**THE REQUEST:** Search the material for the string "Netzbezug", then return every line where it is found.

**MATERIAL:**
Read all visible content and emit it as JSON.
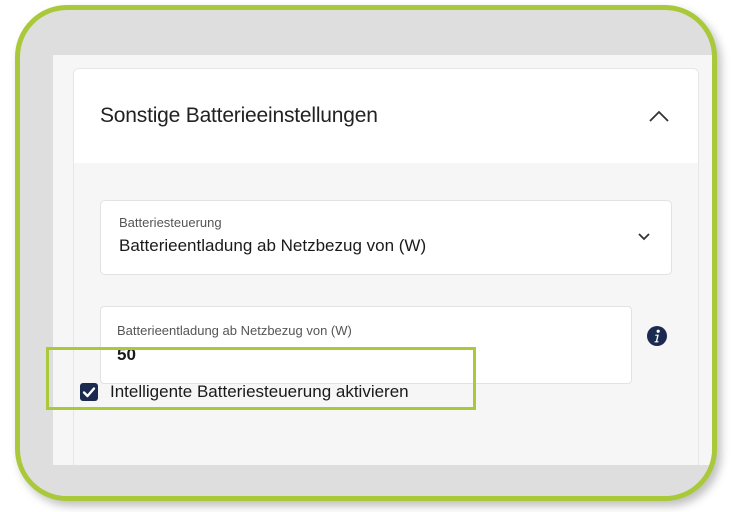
{
  "panel": {
    "title": "Sonstige Batterieeinstellungen",
    "collapse_icon": "chevron-up-icon"
  },
  "battery_control": {
    "label": "Batteriesteuerung",
    "value": "Batterieentladung ab Netzbezug von (W)",
    "dropdown_icon": "chevron-down-icon"
  },
  "discharge_field": {
    "label": "Batterieentladung ab Netzbezug von (W)",
    "value": "50",
    "info_icon": "info-icon"
  },
  "smart_control": {
    "label": "Intelligente Batteriesteuerung aktivieren",
    "checked": true
  },
  "colors": {
    "highlight": "#a9c93a",
    "checkbox": "#1b2b50",
    "info": "#1b2b50"
  }
}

**SOLUTION:**
    "value": "Batterieentladung ab Netzbezug von (W)",
    "label": "Batterieentladung ab Netzbezug von (W)",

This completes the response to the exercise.